**SHORT EXERCISE:** Every line that holds the string "Potential" is to be identified and copied.

**Records about charts and figures:**
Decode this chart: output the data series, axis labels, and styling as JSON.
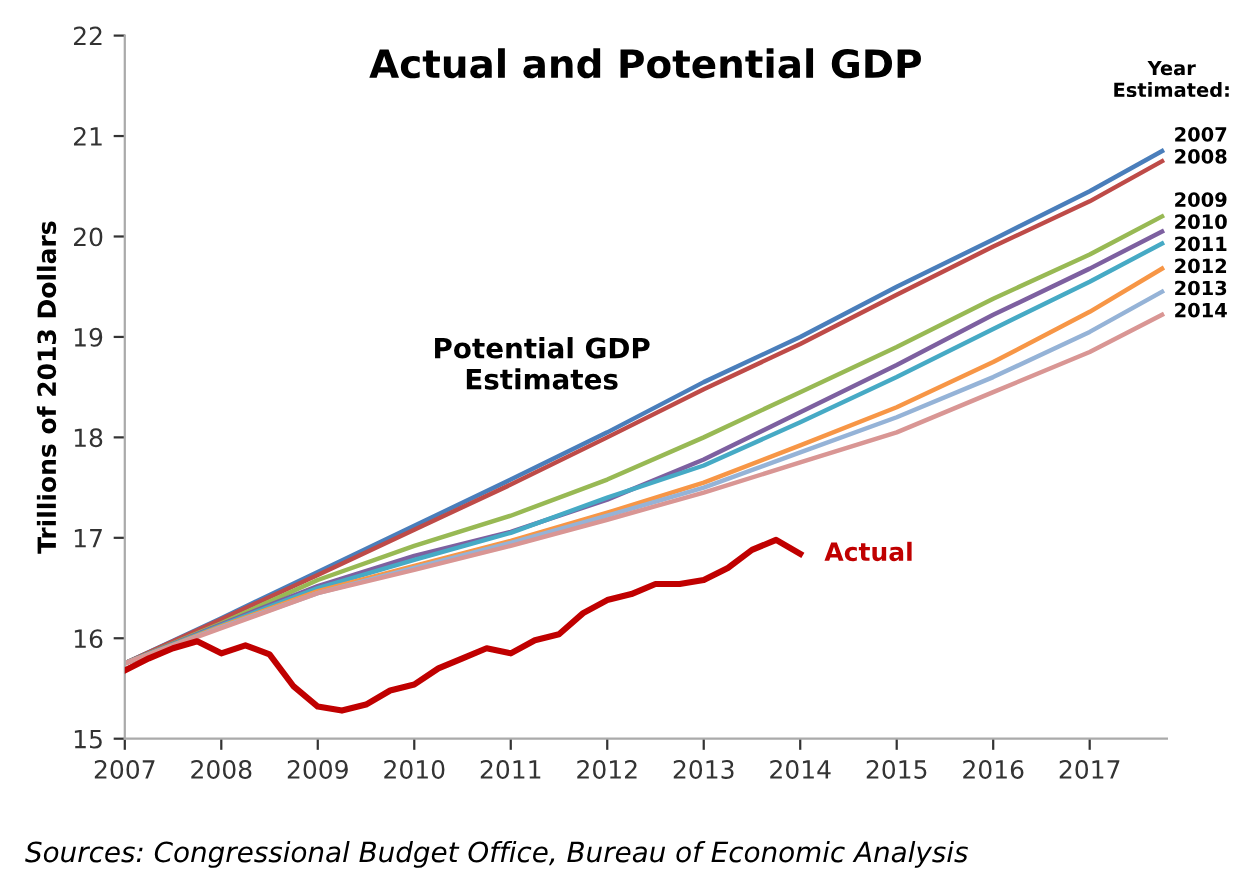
{
  "chart_data": {
    "type": "line",
    "title": "Actual and Potential GDP",
    "ylabel": "Trillions of 2013 Dollars",
    "legend_title": "Year\nEstimated:",
    "xlim": [
      2007,
      2017.8
    ],
    "xticks": [
      2007,
      2008,
      2009,
      2010,
      2011,
      2012,
      2013,
      2014,
      2015,
      2016,
      2017
    ],
    "ylim": [
      15,
      22
    ],
    "yticks": [
      15,
      16,
      17,
      18,
      19,
      20,
      21,
      22
    ],
    "grid": false,
    "legend": false,
    "marker": "none",
    "line_style": "solid",
    "x": [
      2007,
      2008,
      2009,
      2010,
      2011,
      2012,
      2013,
      2014,
      2015,
      2016,
      2017,
      2017.75
    ],
    "series": [
      {
        "name": "2007",
        "color": "#4a7ebb",
        "values": [
          15.75,
          16.2,
          16.66,
          17.12,
          17.58,
          18.05,
          18.55,
          19.0,
          19.5,
          19.97,
          20.45,
          20.85
        ]
      },
      {
        "name": "2008",
        "color": "#be4b48",
        "values": [
          15.75,
          16.19,
          16.63,
          17.08,
          17.53,
          18.0,
          18.48,
          18.93,
          19.42,
          19.9,
          20.35,
          20.75
        ]
      },
      {
        "name": "2009",
        "color": "#98b954",
        "values": [
          15.75,
          16.15,
          16.58,
          16.92,
          17.22,
          17.58,
          18.0,
          18.45,
          18.9,
          19.38,
          19.82,
          20.2
        ]
      },
      {
        "name": "2010",
        "color": "#7d60a0",
        "values": [
          15.75,
          16.14,
          16.52,
          16.82,
          17.06,
          17.38,
          17.78,
          18.25,
          18.72,
          19.22,
          19.68,
          20.05
        ]
      },
      {
        "name": "2011",
        "color": "#46aac5",
        "values": [
          15.75,
          16.13,
          16.5,
          16.78,
          17.05,
          17.4,
          17.72,
          18.15,
          18.6,
          19.08,
          19.55,
          19.93
        ]
      },
      {
        "name": "2012",
        "color": "#f79646",
        "values": [
          15.75,
          16.12,
          16.47,
          16.72,
          16.97,
          17.25,
          17.55,
          17.92,
          18.3,
          18.75,
          19.25,
          19.68
        ]
      },
      {
        "name": "2013",
        "color": "#95b3d7",
        "values": [
          15.75,
          16.11,
          16.45,
          16.7,
          16.95,
          17.22,
          17.5,
          17.85,
          18.2,
          18.6,
          19.05,
          19.45
        ]
      },
      {
        "name": "2014",
        "color": "#d99694",
        "values": [
          15.75,
          16.1,
          16.45,
          16.68,
          16.92,
          17.18,
          17.45,
          17.75,
          18.05,
          18.45,
          18.85,
          19.22
        ]
      },
      {
        "name": "Actual",
        "color": "#c00000",
        "x": [
          2007,
          2007.25,
          2007.5,
          2007.75,
          2008,
          2008.25,
          2008.5,
          2008.75,
          2009,
          2009.25,
          2009.5,
          2009.75,
          2010,
          2010.25,
          2010.5,
          2010.75,
          2011,
          2011.25,
          2011.5,
          2011.75,
          2012,
          2012.25,
          2012.5,
          2012.75,
          2013,
          2013.25,
          2013.5,
          2013.75,
          2014
        ],
        "values": [
          15.68,
          15.8,
          15.9,
          15.97,
          15.85,
          15.93,
          15.84,
          15.52,
          15.32,
          15.28,
          15.34,
          15.48,
          15.54,
          15.7,
          15.8,
          15.9,
          15.85,
          15.98,
          16.04,
          16.25,
          16.38,
          16.44,
          16.54,
          16.54,
          16.58,
          16.7,
          16.88,
          16.98,
          16.84
        ]
      }
    ],
    "annotations": [
      "Potential GDP\nEstimates",
      "Sources: Congressional Budget Office, Bureau of Economic Analysis"
    ]
  }
}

**TASK OUTPUT:**
    "title": "Actual and Potential GDP",
      "Potential GDP\nEstimates",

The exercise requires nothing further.